RECORDS TO USE:
■ ■ ■
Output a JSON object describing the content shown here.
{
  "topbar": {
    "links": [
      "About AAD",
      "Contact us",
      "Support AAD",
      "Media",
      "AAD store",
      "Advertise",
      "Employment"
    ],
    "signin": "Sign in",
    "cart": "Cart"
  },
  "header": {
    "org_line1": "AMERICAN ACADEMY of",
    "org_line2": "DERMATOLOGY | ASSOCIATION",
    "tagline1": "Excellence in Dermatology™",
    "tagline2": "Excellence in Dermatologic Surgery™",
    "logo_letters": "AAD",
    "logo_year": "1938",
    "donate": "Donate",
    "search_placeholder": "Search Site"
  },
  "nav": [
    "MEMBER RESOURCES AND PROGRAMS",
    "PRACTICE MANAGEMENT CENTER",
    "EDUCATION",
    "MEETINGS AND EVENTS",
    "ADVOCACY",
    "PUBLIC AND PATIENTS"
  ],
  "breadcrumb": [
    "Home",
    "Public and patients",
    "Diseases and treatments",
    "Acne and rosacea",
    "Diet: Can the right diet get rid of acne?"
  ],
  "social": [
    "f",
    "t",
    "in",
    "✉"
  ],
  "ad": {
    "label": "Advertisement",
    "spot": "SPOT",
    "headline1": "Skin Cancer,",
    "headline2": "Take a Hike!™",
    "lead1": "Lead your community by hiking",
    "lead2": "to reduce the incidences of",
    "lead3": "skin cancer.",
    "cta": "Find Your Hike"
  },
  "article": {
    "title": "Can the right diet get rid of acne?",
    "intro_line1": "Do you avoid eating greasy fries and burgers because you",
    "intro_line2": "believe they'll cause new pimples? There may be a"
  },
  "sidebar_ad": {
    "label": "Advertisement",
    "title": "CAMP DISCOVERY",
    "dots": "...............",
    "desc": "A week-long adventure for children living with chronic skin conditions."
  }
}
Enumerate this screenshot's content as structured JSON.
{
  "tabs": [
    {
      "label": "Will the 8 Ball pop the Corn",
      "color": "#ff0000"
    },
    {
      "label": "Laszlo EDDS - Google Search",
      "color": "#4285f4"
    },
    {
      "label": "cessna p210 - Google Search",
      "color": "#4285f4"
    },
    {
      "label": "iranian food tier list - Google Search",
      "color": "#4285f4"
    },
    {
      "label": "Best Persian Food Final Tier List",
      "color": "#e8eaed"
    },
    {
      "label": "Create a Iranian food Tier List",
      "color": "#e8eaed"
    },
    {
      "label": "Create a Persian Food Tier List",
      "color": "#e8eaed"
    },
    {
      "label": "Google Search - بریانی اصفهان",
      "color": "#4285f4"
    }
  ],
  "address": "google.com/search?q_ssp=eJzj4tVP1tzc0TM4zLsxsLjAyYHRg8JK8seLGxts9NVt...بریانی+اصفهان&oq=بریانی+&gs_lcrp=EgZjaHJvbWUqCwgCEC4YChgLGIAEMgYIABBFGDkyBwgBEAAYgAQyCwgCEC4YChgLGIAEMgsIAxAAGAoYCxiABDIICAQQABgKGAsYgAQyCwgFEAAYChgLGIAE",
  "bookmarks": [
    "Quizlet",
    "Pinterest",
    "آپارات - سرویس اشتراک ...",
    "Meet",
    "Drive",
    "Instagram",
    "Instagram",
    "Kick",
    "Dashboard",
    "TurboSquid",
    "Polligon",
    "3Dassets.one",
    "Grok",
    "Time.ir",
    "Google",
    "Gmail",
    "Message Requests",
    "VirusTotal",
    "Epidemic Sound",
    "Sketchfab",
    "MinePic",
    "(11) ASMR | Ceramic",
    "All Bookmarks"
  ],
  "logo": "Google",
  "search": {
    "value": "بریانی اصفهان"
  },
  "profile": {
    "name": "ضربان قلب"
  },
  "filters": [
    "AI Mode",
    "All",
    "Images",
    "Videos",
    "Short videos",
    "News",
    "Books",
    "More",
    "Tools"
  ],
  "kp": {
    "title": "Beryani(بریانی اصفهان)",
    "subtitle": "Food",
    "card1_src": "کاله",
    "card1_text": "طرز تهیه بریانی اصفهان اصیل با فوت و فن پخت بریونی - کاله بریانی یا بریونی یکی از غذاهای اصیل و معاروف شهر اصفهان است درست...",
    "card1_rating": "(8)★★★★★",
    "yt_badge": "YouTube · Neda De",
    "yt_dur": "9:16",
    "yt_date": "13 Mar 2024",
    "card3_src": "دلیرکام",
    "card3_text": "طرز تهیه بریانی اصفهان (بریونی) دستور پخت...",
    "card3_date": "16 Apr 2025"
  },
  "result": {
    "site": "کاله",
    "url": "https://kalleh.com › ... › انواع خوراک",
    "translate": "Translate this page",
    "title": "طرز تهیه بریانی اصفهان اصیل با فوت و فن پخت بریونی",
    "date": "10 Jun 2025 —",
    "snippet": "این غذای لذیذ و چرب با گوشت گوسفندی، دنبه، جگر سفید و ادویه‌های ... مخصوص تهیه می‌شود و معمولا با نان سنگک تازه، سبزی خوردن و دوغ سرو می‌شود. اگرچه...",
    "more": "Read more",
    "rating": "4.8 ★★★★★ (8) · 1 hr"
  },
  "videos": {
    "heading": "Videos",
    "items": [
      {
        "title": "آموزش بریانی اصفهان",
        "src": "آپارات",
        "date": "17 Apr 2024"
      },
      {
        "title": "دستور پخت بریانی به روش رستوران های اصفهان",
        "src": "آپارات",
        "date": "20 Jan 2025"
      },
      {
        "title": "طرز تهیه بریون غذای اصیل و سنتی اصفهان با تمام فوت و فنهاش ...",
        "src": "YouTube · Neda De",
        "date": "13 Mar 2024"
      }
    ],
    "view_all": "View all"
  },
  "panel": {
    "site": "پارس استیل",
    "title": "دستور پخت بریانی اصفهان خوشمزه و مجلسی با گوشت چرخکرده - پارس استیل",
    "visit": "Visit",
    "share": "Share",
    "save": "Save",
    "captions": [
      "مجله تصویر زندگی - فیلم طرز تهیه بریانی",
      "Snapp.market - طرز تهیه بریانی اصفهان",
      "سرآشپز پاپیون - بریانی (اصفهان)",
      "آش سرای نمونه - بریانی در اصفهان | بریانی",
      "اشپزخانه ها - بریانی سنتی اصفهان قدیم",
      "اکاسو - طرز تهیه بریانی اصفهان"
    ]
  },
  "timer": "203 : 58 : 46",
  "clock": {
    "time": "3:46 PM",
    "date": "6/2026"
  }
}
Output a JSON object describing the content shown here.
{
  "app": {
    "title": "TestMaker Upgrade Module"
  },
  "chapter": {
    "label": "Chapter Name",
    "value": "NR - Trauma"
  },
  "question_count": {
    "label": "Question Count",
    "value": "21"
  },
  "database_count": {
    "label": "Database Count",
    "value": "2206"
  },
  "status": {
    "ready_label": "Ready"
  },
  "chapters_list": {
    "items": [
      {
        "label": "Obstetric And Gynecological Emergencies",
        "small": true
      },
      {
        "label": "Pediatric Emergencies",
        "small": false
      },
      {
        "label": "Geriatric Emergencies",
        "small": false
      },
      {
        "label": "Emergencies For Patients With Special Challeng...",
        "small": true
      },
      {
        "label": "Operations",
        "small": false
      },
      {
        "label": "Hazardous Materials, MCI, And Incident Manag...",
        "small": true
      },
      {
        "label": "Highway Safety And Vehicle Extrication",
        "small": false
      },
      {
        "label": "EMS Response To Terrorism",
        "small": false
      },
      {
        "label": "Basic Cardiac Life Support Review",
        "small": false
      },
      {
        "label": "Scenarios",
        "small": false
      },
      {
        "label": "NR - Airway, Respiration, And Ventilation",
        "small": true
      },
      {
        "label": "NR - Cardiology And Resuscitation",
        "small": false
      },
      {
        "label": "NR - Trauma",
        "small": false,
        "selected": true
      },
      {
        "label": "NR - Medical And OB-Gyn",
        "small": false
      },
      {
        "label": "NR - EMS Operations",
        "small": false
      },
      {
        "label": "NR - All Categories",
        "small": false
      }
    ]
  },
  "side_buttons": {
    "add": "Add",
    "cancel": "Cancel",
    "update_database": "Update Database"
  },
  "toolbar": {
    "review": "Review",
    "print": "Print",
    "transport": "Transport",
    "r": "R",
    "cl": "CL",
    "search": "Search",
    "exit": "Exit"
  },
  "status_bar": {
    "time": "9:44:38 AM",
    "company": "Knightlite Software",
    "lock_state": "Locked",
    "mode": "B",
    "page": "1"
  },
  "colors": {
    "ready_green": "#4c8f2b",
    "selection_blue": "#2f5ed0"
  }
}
■ ■ ■
WORK INSTRUCTIONS:
Where a line of the listing holds "page", show that line.

SOLUTION TO THE EXERCISE:
    "translate": "Translate this page",
    "page": "1"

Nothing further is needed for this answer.